**Stored data entries:**
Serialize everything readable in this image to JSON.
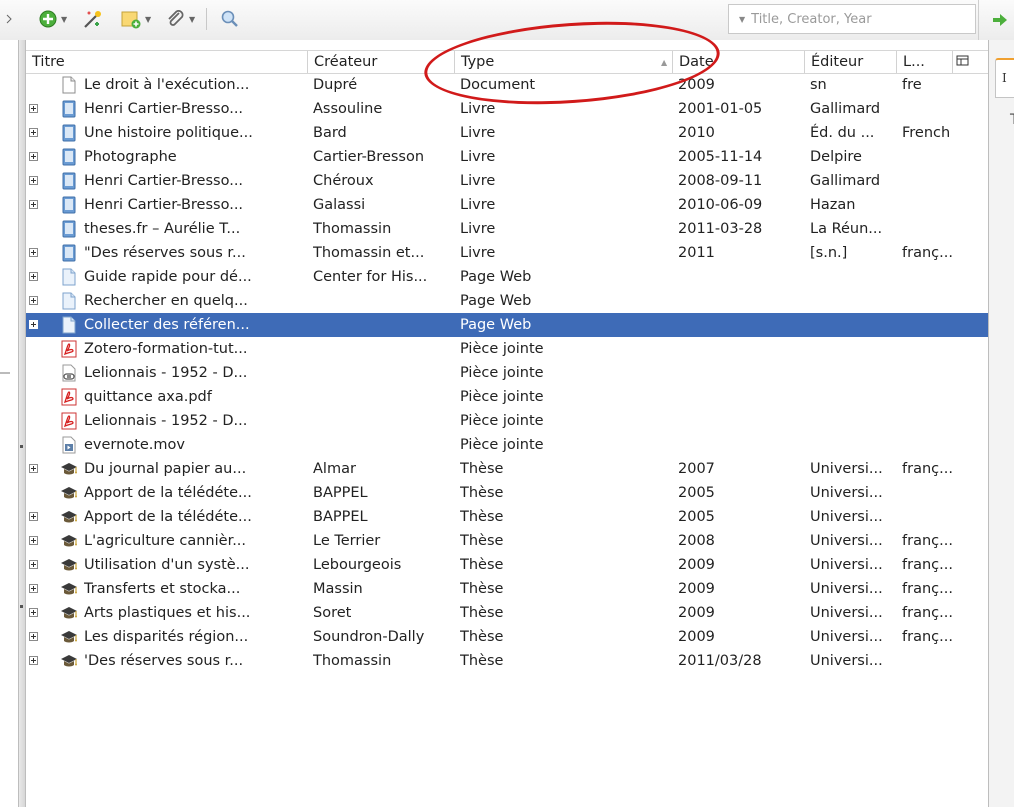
{
  "search": {
    "placeholder": "Title, Creator, Year"
  },
  "columns": {
    "title": "Titre",
    "creator": "Créateur",
    "type": "Type",
    "date": "Date",
    "publisher": "Éditeur",
    "language": "L..."
  },
  "right_panel": {
    "tab_letter": "I",
    "text": "T"
  },
  "rows": [
    {
      "title": "Le droit à l'exécution...",
      "creator": "Dupré",
      "type": "Document",
      "date": "2009",
      "publisher": "sn",
      "language": "fre",
      "icon": "document-icon",
      "twisty": false
    },
    {
      "title": "Henri Cartier-Bresso...",
      "creator": "Assouline",
      "type": "Livre",
      "date": "2001-01-05",
      "publisher": "Gallimard",
      "language": "",
      "icon": "book-icon",
      "twisty": true
    },
    {
      "title": "Une histoire politique...",
      "creator": "Bard",
      "type": "Livre",
      "date": "2010",
      "publisher": "Éd. du ...",
      "language": "French",
      "icon": "book-icon",
      "twisty": true
    },
    {
      "title": "Photographe",
      "creator": "Cartier-Bresson",
      "type": "Livre",
      "date": "2005-11-14",
      "publisher": "Delpire",
      "language": "",
      "icon": "book-icon",
      "twisty": true
    },
    {
      "title": "Henri Cartier-Bresso...",
      "creator": "Chéroux",
      "type": "Livre",
      "date": "2008-09-11",
      "publisher": "Gallimard",
      "language": "",
      "icon": "book-icon",
      "twisty": true
    },
    {
      "title": "Henri Cartier-Bresso...",
      "creator": "Galassi",
      "type": "Livre",
      "date": "2010-06-09",
      "publisher": "Hazan",
      "language": "",
      "icon": "book-icon",
      "twisty": true
    },
    {
      "title": "theses.fr – Aurélie T...",
      "creator": "Thomassin",
      "type": "Livre",
      "date": "2011-03-28",
      "publisher": "La Réun...",
      "language": "",
      "icon": "book-icon",
      "twisty": false
    },
    {
      "title": "\"Des réserves sous r...",
      "creator": "Thomassin et...",
      "type": "Livre",
      "date": "2011",
      "publisher": "[s.n.]",
      "language": "franç...",
      "icon": "book-icon",
      "twisty": true
    },
    {
      "title": "Guide rapide pour dé...",
      "creator": "Center for His...",
      "type": "Page Web",
      "date": "",
      "publisher": "",
      "language": "",
      "icon": "webpage-icon",
      "twisty": true
    },
    {
      "title": "Rechercher en quelq...",
      "creator": "",
      "type": "Page Web",
      "date": "",
      "publisher": "",
      "language": "",
      "icon": "webpage-icon",
      "twisty": true
    },
    {
      "title": "Collecter des référen...",
      "creator": "",
      "type": "Page Web",
      "date": "",
      "publisher": "",
      "language": "",
      "icon": "webpage-icon",
      "twisty": true,
      "selected": true
    },
    {
      "title": "Zotero-formation-tut...",
      "creator": "",
      "type": "Pièce jointe",
      "date": "",
      "publisher": "",
      "language": "",
      "icon": "pdf-icon",
      "twisty": false
    },
    {
      "title": "Lelionnais - 1952 - D...",
      "creator": "",
      "type": "Pièce jointe",
      "date": "",
      "publisher": "",
      "language": "",
      "icon": "link-attachment-icon",
      "twisty": false
    },
    {
      "title": "quittance axa.pdf",
      "creator": "",
      "type": "Pièce jointe",
      "date": "",
      "publisher": "",
      "language": "",
      "icon": "pdf-icon",
      "twisty": false
    },
    {
      "title": "Lelionnais - 1952 - D...",
      "creator": "",
      "type": "Pièce jointe",
      "date": "",
      "publisher": "",
      "language": "",
      "icon": "pdf-icon",
      "twisty": false
    },
    {
      "title": "evernote.mov",
      "creator": "",
      "type": "Pièce jointe",
      "date": "",
      "publisher": "",
      "language": "",
      "icon": "video-file-icon",
      "twisty": false
    },
    {
      "title": "Du journal papier au...",
      "creator": "Almar",
      "type": "Thèse",
      "date": "2007",
      "publisher": "Universi...",
      "language": "franç...",
      "icon": "thesis-icon",
      "twisty": true
    },
    {
      "title": "Apport de la télédéte...",
      "creator": "BAPPEL",
      "type": "Thèse",
      "date": "2005",
      "publisher": "Universi...",
      "language": "",
      "icon": "thesis-icon",
      "twisty": false
    },
    {
      "title": "Apport de la télédéte...",
      "creator": "BAPPEL",
      "type": "Thèse",
      "date": "2005",
      "publisher": "Universi...",
      "language": "",
      "icon": "thesis-icon",
      "twisty": true
    },
    {
      "title": "L'agriculture cannièr...",
      "creator": "Le Terrier",
      "type": "Thèse",
      "date": "2008",
      "publisher": "Universi...",
      "language": "franç...",
      "icon": "thesis-icon",
      "twisty": true
    },
    {
      "title": "Utilisation d'un systè...",
      "creator": "Lebourgeois",
      "type": "Thèse",
      "date": "2009",
      "publisher": "Universi...",
      "language": "franç...",
      "icon": "thesis-icon",
      "twisty": true
    },
    {
      "title": "Transferts et stocka...",
      "creator": "Massin",
      "type": "Thèse",
      "date": "2009",
      "publisher": "Universi...",
      "language": "franç...",
      "icon": "thesis-icon",
      "twisty": true
    },
    {
      "title": "Arts plastiques et his...",
      "creator": "Soret",
      "type": "Thèse",
      "date": "2009",
      "publisher": "Universi...",
      "language": "franç...",
      "icon": "thesis-icon",
      "twisty": true
    },
    {
      "title": "Les disparités région...",
      "creator": "Soundron-Dally",
      "type": "Thèse",
      "date": "2009",
      "publisher": "Universi...",
      "language": "franç...",
      "icon": "thesis-icon",
      "twisty": true
    },
    {
      "title": "'Des réserves sous r...",
      "creator": "Thomassin",
      "type": "Thèse",
      "date": "2011/03/28",
      "publisher": "Universi...",
      "language": "",
      "icon": "thesis-icon",
      "twisty": true
    }
  ]
}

**WHAT IS EXPECTED:**
Check each line of the entries above for the word "réserves". List the ones that have it.

**ANSWER TO THE EXERCISE:**
      "title": "\"Des réserves sous r...",
      "title": "'Des réserves sous r...",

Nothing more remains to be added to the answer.